WHAT IS EXPECTED »
Omit the pictures from the entries below and retype everything else exactly.

++++ DATA SHOWN

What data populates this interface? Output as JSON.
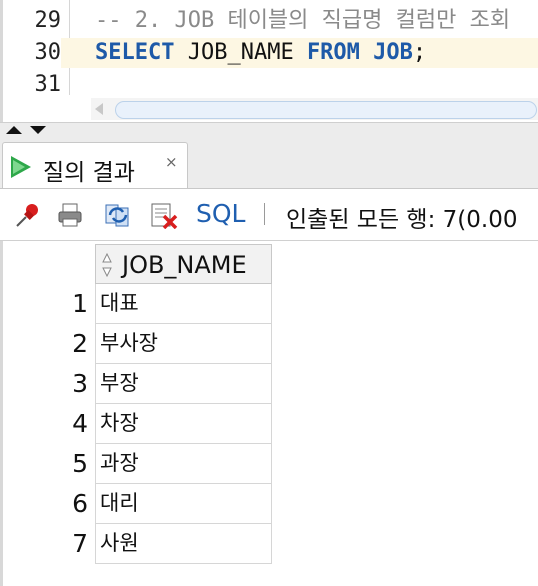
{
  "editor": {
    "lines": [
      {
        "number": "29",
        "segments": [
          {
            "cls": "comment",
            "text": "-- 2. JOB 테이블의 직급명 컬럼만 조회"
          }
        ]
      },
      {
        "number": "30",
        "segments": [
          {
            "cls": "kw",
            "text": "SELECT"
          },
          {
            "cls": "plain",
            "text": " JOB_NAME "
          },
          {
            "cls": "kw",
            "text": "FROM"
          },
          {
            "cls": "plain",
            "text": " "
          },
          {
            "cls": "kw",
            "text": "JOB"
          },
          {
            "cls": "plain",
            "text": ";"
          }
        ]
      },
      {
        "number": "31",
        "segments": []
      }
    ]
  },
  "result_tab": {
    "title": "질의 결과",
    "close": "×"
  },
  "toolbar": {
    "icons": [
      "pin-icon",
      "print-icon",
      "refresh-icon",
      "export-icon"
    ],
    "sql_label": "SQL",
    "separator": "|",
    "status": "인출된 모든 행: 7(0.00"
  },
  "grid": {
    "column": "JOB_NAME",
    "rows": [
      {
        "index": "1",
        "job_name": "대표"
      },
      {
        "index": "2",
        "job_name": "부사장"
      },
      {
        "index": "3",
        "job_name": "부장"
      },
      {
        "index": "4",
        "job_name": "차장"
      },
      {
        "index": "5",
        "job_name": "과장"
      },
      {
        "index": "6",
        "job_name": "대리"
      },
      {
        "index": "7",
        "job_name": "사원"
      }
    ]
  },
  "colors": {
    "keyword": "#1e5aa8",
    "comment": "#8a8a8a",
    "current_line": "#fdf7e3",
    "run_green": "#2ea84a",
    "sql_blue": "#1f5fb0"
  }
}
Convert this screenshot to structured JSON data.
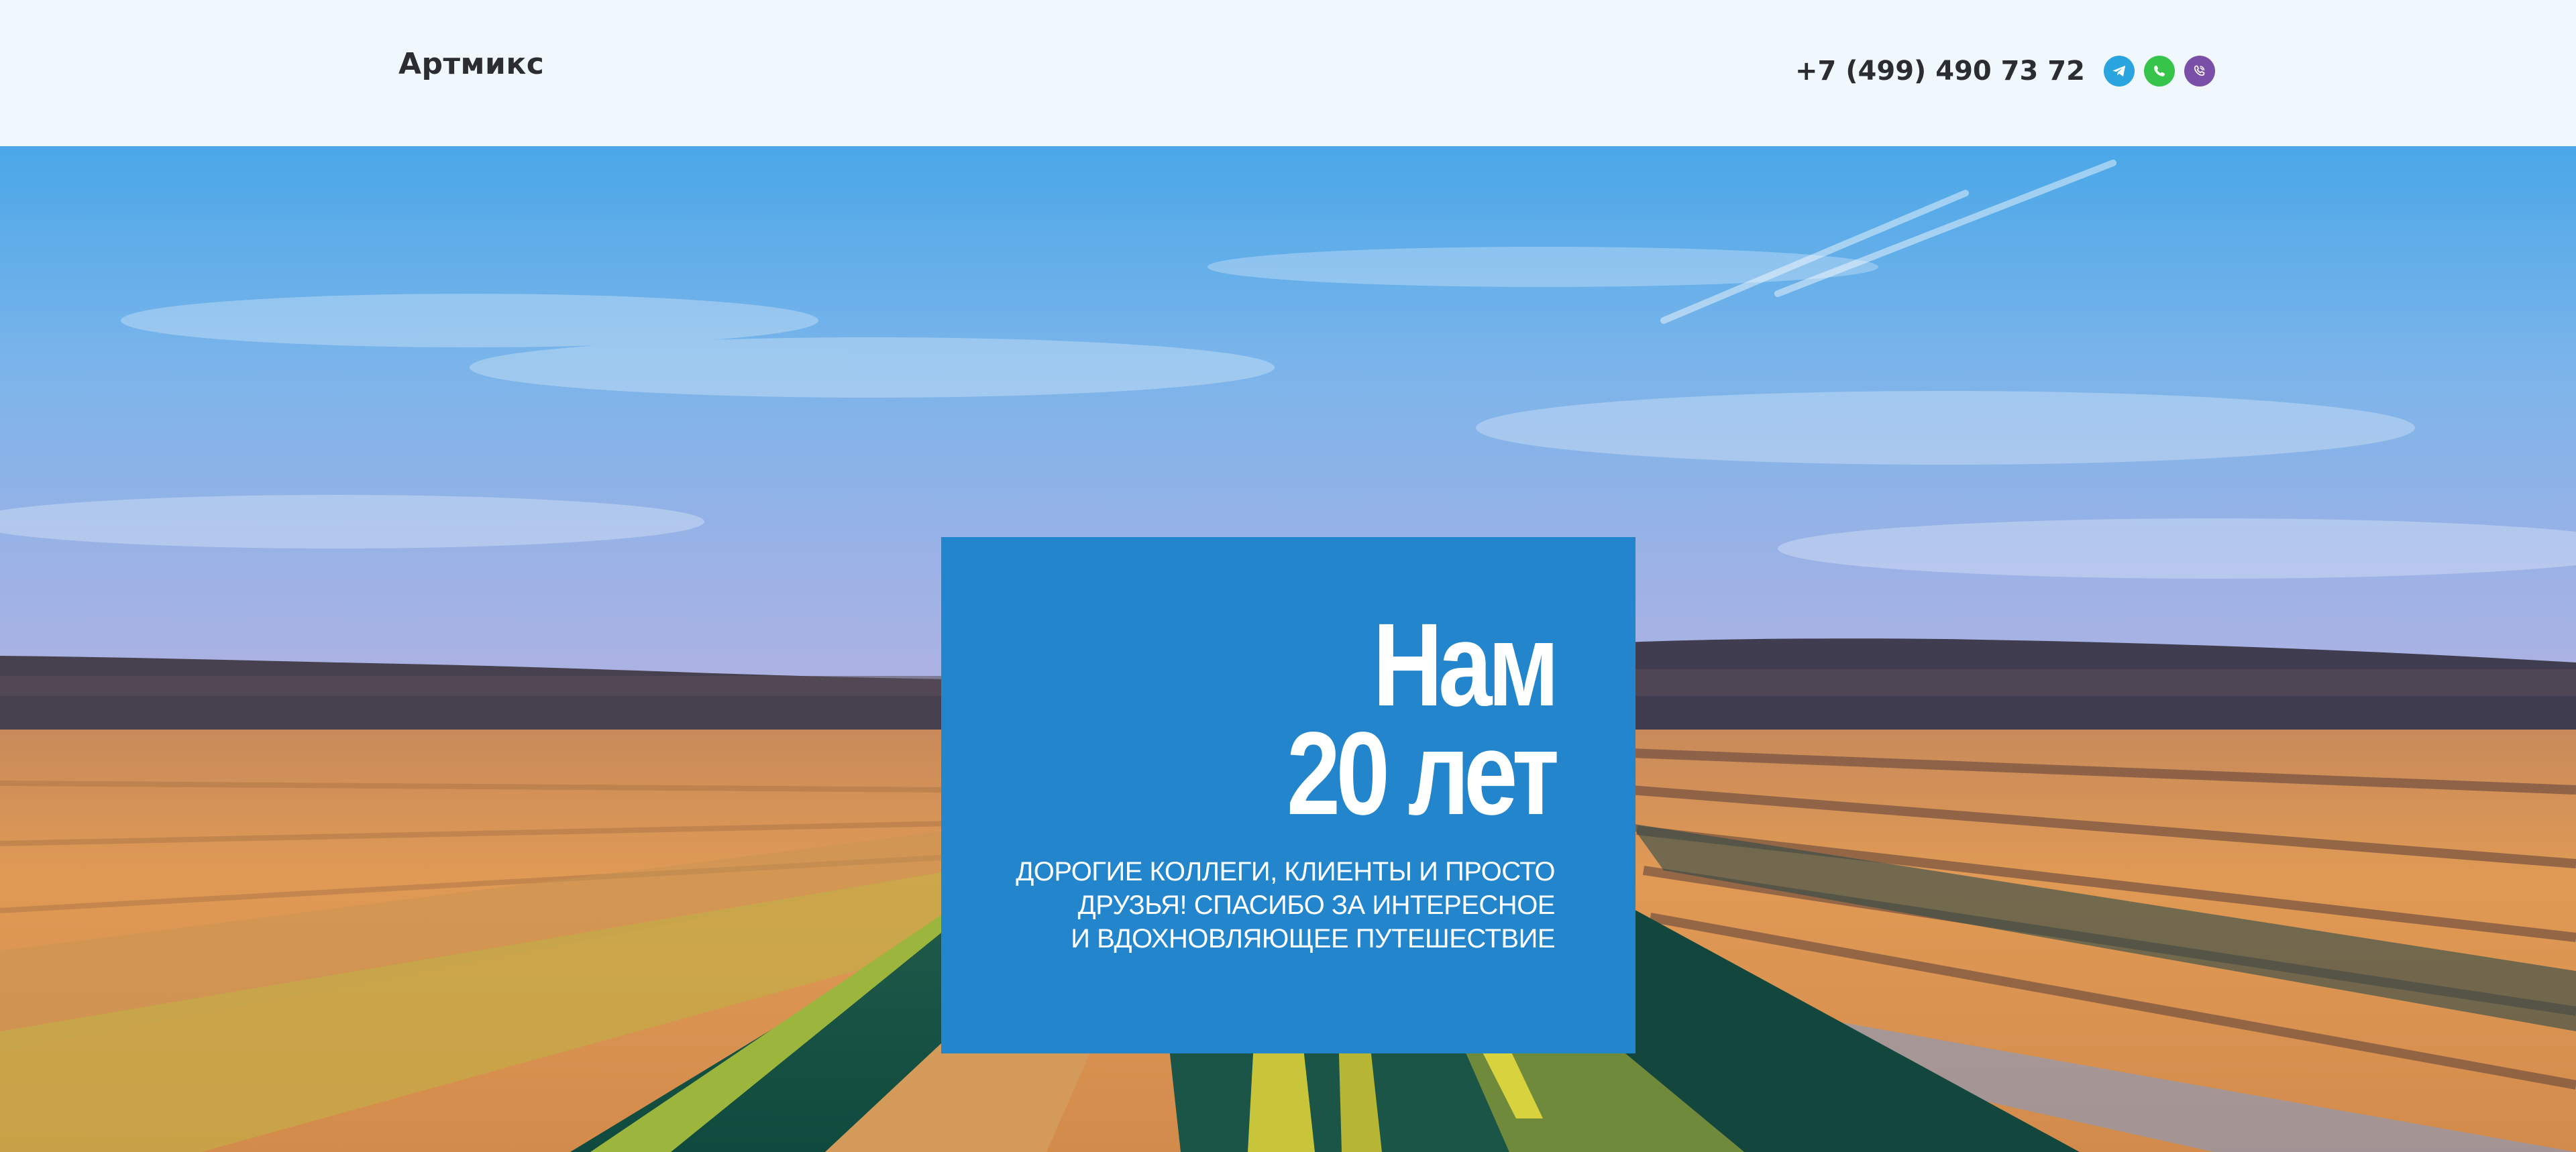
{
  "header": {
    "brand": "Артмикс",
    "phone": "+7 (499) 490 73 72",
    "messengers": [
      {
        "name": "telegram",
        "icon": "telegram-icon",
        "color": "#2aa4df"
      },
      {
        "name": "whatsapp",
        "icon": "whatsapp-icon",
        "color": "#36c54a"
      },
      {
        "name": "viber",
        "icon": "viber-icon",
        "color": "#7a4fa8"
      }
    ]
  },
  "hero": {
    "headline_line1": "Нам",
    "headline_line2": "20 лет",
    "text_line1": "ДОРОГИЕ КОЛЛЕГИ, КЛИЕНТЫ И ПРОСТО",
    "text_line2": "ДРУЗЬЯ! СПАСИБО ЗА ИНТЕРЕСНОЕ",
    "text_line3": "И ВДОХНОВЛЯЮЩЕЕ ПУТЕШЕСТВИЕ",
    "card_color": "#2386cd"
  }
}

++++++++

SOLUTION TO THIS PROBLEM »
What data populates this interface? Output as JSON.
{
  "editor": {
    "lines": [
      {
        "number": "29",
        "segments": [
          {
            "cls": "comment",
            "text": "-- 2. JOB 테이블의 직급명 컬럼만 조회"
          }
        ]
      },
      {
        "number": "30",
        "segments": [
          {
            "cls": "kw",
            "text": "SELECT"
          },
          {
            "cls": "plain",
            "text": " JOB_NAME "
          },
          {
            "cls": "kw",
            "text": "FROM"
          },
          {
            "cls": "plain",
            "text": " "
          },
          {
            "cls": "kw",
            "text": "JOB"
          },
          {
            "cls": "plain",
            "text": ";"
          }
        ]
      },
      {
        "number": "31",
        "segments": []
      }
    ]
  },
  "result_tab": {
    "title": "질의 결과",
    "close": "×"
  },
  "toolbar": {
    "icons": [
      "pin-icon",
      "print-icon",
      "refresh-icon",
      "export-icon"
    ],
    "sql_label": "SQL",
    "separator": "|",
    "status": "인출된 모든 행: 7(0.00"
  },
  "grid": {
    "column": "JOB_NAME",
    "rows": [
      {
        "index": "1",
        "job_name": "대표"
      },
      {
        "index": "2",
        "job_name": "부사장"
      },
      {
        "index": "3",
        "job_name": "부장"
      },
      {
        "index": "4",
        "job_name": "차장"
      },
      {
        "index": "5",
        "job_name": "과장"
      },
      {
        "index": "6",
        "job_name": "대리"
      },
      {
        "index": "7",
        "job_name": "사원"
      }
    ]
  },
  "colors": {
    "keyword": "#1e5aa8",
    "comment": "#8a8a8a",
    "current_line": "#fdf7e3",
    "run_green": "#2ea84a",
    "sql_blue": "#1f5fb0"
  }
}
Convert this screenshot to structured JSON data.
{
  "header": {
    "brand": "Артмикс",
    "phone": "+7 (499) 490 73 72",
    "messengers": [
      {
        "name": "telegram",
        "icon": "telegram-icon",
        "color": "#2aa4df"
      },
      {
        "name": "whatsapp",
        "icon": "whatsapp-icon",
        "color": "#36c54a"
      },
      {
        "name": "viber",
        "icon": "viber-icon",
        "color": "#7a4fa8"
      }
    ]
  },
  "hero": {
    "headline_line1": "Нам",
    "headline_line2": "20 лет",
    "text_line1": "ДОРОГИЕ КОЛЛЕГИ, КЛИЕНТЫ И ПРОСТО",
    "text_line2": "ДРУЗЬЯ! СПАСИБО ЗА ИНТЕРЕСНОЕ",
    "text_line3": "И ВДОХНОВЛЯЮЩЕЕ ПУТЕШЕСТВИЕ",
    "card_color": "#2386cd"
  }
}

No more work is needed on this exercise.